Existe no Arquivo Histórico-Social da BNP (AHS 5500 Ms 1496) um impresso dactilografado não assinado mas que se sabe ser da autoria do então director do jornal A Batalha, Emídio Santana, e com o seguinte título «A vida do jornal sindicalista “A Batalha” na fase de clandestinidade durante o período do salazarismo, 1927-1974». O texto está localizado de Lisboa e tem duas datas (12 e 17 de Setembro de 1980).
Trata-se duma breve síntese da vida do jornal, desde o seu nascimento em 1919 até à data do texto, Setembro de 1980, porventura para ser divulgada junto da imprensa, de agências noticiosas ou em folha autónoma.
Destacam-se nele as violências policiais a que o jornal foi sujeito e as dificuldades impostas por que passou desde os primeiros anos, ainda durante o período republicano, muito agravadas depois, durante o período da ditadura e do autodesignado Estado Novo. Para publicação, normalizou-se a citação do título das publicações referidas no texto, passando-as de redondo para itálico e de caixa alta para caixa baixa,
desfizeram-se alguns parágrafos para melhor agrupar o texto e corrigiram-se alguns erros evidentes (concordâncias, pontuação, falta dalguma palavra) de modo a tornar o texto mais acessível ao leitor de hoje. Um agradecimento é devido a Paulo Guimarães pela descoberta e selecção do documento.
"A Batalha, jornal diário e órgão da Confederação Geral do Trabalho começou a publicar-se em Lisboa a 23 de Fevereiro de 1919, sob a direcção de Alexandre Vieira, e continuou a publicarse diariamente, sem interrupção, apenas com acidentes de apreensão policial ou assaltos da mesma polícia à sua redacção, até ao n.º 2556, de 26 de Maio de 1927, data em que foi interditado pelo governo militar e as suas instalações destruídas pela polícia. Era ao tempo seu director Mário Castelhano e editor Silvino Noronha. No ano da sua suspensão publicaram-se quatro (4) números do Boletim Operário, editados pelo Comité Confederal da CGT.

* TAREFAS A REALIZAR
a) De acordo com o excerto sobre o jornal A Batalha, em que data o jornal começou a ser publicado em Lisboa?
b) Transcreva do excerto sobre o jornal A Batalha o trecho que começa em "Existe no Arquivo" e vai até "em folha autónoma.", incluindo estas últimas palavras.
Baseie-se somente no excerto sobre o jornal A Batalha.

* LINHAS DE DADOS
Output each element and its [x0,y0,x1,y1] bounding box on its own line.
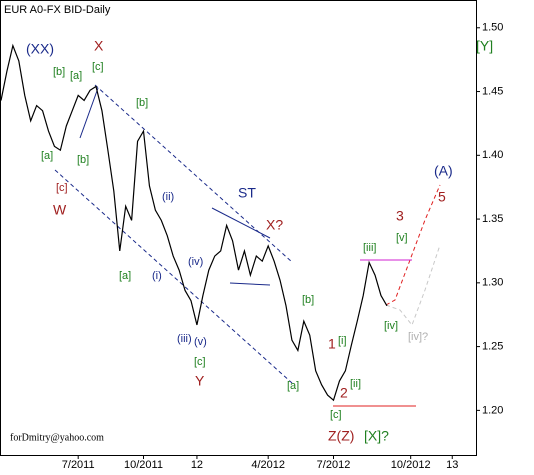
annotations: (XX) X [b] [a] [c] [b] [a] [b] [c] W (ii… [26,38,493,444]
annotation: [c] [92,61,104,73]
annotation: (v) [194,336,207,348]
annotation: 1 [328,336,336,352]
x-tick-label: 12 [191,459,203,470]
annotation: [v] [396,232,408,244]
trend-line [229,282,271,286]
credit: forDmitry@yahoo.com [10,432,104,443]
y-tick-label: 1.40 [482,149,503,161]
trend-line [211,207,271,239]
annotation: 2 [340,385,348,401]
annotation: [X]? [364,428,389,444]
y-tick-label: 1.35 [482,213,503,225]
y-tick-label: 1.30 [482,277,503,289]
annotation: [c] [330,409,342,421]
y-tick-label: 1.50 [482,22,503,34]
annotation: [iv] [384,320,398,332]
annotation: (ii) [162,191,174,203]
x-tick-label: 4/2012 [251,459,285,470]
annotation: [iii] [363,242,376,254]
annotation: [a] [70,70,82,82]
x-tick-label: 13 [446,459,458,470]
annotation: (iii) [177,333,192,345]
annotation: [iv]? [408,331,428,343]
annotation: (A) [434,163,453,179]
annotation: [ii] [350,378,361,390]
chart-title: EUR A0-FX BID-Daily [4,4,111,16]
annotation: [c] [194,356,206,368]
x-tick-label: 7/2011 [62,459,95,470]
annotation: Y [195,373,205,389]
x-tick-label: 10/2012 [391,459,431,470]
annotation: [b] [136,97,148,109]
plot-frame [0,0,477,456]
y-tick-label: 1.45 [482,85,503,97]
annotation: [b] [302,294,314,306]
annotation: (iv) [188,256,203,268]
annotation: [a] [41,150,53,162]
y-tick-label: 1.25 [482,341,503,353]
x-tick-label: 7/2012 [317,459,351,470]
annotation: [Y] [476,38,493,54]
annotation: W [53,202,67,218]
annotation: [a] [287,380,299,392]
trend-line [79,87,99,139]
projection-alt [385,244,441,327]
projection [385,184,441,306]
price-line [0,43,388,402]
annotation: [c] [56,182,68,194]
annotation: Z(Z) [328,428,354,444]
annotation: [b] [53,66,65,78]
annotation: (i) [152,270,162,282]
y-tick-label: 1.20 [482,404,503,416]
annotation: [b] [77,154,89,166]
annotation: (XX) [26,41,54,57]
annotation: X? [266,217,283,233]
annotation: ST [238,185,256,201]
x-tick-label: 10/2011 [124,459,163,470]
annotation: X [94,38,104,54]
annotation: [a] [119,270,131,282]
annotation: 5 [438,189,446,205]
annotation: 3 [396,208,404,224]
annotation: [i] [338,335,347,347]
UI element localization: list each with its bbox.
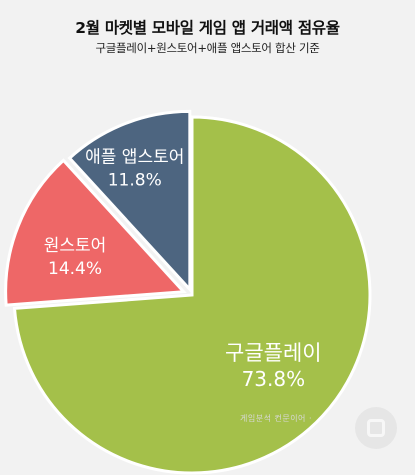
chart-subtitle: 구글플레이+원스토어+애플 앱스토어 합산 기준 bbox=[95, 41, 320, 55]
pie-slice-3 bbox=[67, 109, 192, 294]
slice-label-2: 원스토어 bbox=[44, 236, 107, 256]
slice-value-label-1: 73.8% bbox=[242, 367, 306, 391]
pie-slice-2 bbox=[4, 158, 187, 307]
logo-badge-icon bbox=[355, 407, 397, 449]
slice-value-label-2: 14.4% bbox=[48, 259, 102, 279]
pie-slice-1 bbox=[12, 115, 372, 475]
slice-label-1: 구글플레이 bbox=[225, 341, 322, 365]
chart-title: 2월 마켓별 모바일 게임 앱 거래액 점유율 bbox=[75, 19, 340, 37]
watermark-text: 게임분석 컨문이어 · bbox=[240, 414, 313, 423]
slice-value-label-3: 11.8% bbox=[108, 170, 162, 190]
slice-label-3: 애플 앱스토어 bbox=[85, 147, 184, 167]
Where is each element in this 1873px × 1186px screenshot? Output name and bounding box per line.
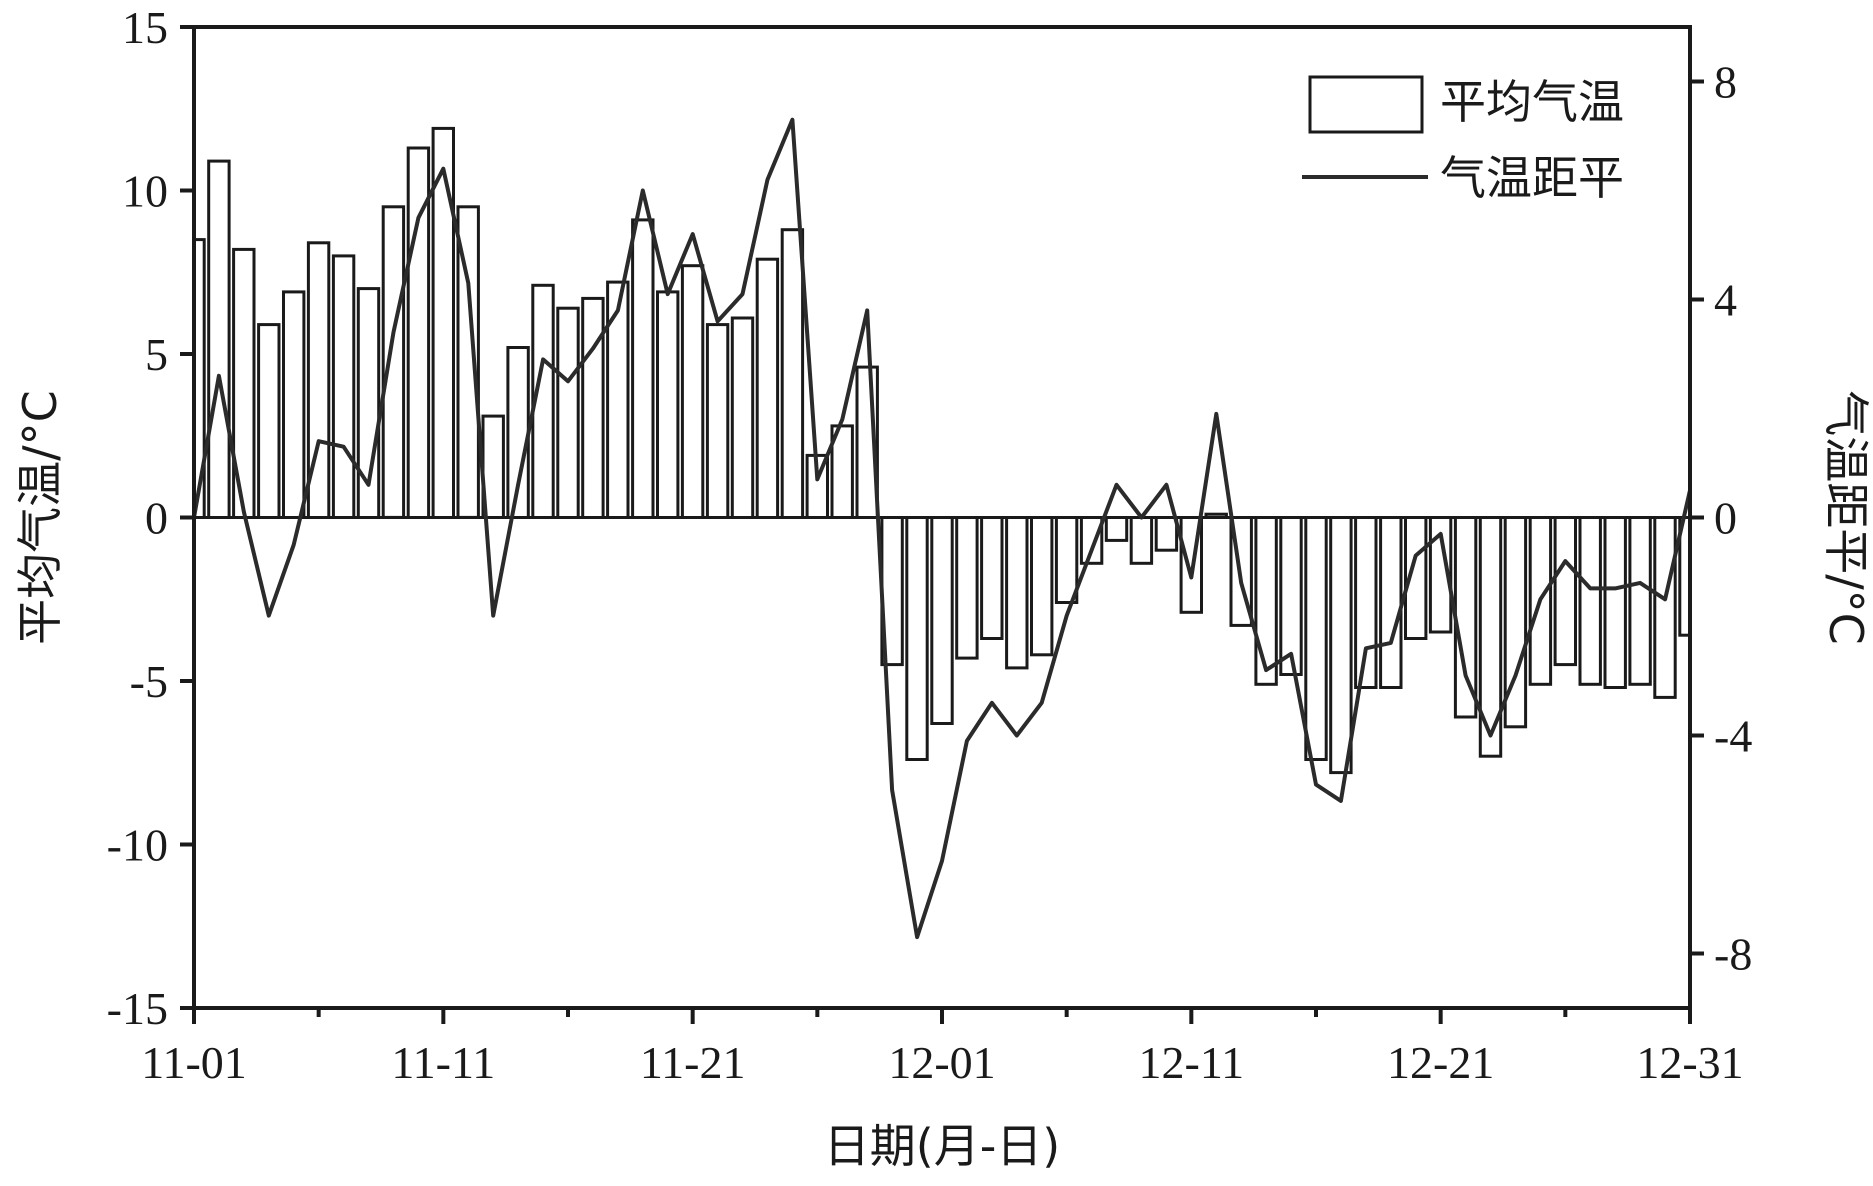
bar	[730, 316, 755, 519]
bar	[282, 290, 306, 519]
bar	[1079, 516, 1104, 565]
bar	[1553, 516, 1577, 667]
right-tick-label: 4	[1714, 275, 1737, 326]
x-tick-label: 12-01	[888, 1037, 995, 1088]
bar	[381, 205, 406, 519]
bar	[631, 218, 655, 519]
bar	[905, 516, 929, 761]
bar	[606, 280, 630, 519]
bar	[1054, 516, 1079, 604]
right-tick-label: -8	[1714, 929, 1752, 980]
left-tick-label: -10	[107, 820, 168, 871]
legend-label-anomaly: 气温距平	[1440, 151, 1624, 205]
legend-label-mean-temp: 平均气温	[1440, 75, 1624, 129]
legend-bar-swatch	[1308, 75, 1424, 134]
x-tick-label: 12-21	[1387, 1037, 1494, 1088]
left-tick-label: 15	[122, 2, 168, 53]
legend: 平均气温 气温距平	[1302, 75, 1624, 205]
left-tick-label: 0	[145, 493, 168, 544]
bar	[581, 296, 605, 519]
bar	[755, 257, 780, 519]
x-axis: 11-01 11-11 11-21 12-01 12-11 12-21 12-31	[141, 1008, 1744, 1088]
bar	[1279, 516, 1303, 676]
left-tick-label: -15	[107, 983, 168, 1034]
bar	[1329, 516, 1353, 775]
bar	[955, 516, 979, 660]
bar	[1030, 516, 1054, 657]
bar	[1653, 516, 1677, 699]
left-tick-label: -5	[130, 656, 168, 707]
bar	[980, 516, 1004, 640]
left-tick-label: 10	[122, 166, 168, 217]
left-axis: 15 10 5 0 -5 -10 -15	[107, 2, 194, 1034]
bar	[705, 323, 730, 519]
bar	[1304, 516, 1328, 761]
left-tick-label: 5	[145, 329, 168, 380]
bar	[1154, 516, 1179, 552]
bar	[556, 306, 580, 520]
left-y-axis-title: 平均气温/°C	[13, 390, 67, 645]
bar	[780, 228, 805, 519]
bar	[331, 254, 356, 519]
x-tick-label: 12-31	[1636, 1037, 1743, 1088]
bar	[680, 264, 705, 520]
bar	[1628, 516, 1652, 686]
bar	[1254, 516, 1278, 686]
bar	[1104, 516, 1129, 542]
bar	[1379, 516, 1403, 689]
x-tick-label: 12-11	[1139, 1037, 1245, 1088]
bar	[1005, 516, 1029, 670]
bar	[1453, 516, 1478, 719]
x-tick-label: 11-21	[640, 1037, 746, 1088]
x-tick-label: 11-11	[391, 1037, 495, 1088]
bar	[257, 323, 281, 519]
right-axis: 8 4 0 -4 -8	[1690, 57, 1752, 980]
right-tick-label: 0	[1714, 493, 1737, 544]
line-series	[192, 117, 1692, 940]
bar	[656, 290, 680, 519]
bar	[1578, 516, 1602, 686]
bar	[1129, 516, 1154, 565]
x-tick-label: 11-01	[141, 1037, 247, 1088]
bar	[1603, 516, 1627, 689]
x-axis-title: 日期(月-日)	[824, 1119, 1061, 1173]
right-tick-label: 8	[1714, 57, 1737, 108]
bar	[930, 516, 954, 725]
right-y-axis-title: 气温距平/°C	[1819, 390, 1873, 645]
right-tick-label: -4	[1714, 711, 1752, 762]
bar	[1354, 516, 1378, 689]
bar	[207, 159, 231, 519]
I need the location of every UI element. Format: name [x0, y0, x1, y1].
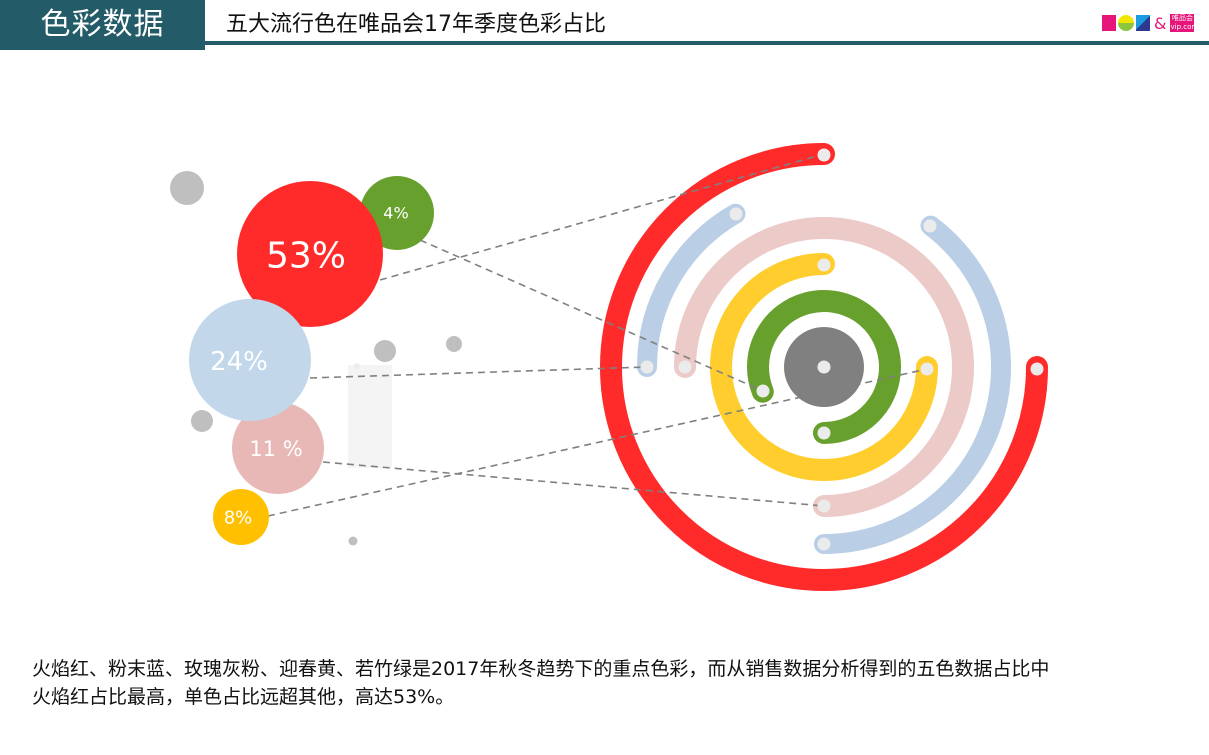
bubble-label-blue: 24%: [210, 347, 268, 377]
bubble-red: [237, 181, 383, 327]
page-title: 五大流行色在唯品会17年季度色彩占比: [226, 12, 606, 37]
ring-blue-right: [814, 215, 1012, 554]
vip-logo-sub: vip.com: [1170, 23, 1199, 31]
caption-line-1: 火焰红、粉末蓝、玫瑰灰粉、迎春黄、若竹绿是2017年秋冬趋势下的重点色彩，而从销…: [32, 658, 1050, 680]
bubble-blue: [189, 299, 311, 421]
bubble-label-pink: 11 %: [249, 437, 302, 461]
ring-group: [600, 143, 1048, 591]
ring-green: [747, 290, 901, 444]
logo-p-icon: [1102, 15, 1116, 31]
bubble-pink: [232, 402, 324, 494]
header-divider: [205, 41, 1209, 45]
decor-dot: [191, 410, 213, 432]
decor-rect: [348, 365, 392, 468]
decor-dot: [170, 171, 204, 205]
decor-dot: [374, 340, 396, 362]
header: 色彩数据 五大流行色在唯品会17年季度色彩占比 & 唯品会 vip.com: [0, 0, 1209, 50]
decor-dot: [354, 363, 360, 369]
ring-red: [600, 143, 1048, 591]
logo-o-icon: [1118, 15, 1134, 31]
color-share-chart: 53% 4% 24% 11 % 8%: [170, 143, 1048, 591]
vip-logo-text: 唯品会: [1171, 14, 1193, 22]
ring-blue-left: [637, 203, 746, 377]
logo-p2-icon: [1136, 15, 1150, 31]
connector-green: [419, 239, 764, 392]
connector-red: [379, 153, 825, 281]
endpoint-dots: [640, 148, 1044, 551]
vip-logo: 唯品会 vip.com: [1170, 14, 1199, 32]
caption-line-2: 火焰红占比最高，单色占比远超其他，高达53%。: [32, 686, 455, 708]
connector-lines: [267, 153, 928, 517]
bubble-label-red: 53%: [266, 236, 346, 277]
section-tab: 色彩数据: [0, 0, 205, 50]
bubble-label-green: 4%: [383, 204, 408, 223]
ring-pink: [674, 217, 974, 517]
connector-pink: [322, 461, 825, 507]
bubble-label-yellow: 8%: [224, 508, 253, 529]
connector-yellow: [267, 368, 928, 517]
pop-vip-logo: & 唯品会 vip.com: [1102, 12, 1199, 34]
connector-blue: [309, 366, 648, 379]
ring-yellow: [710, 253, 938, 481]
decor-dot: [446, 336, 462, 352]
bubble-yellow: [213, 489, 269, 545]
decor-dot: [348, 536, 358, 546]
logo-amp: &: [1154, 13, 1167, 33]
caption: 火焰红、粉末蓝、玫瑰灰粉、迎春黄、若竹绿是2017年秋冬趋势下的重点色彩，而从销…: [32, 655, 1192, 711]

* RESPOSTAS ESCRITAS
a) A 23 de Fevereiro de 1919.

b)
Existe no Arquivo Histórico-Social da BNP (AHS 5500 Ms 1496) um impresso dactilografado não assinado mas que se sabe ser da autoria do então director do jornal A Batalha, Emídio Santana, e com o seguinte título «A vida do jornal sindicalista “A Batalha” na fase de clandestinidade durante o período do salazarismo, 1927-1974». O texto está localizado de Lisboa e tem duas datas (12 e 17 de Setembro de 1980).
Trata-se duma breve síntese da vida do jornal, desde o seu nascimento em 1919 até à data do texto, Setembro de 1980, porventura para ser divulgada junto da imprensa, de agências noticiosas ou em folha autónoma.